┌─ INPUT FOR THIS TASK

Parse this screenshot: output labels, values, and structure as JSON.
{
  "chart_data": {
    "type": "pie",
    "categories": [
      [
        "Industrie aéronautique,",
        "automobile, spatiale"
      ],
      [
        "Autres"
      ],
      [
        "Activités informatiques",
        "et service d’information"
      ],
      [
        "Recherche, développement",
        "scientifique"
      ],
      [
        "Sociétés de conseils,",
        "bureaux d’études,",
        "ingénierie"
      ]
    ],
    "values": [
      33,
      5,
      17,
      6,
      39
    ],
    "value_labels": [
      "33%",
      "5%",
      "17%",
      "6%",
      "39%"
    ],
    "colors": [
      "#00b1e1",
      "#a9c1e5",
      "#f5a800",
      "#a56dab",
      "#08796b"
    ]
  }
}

└─

◆ DIRECTIONS FOR THIS TASK
Which lines above hold the word "values"? Copy each of them.

◆ THE OUTPUT
Parse this screenshot: output labels, values, and structure as JSON.
    "values": [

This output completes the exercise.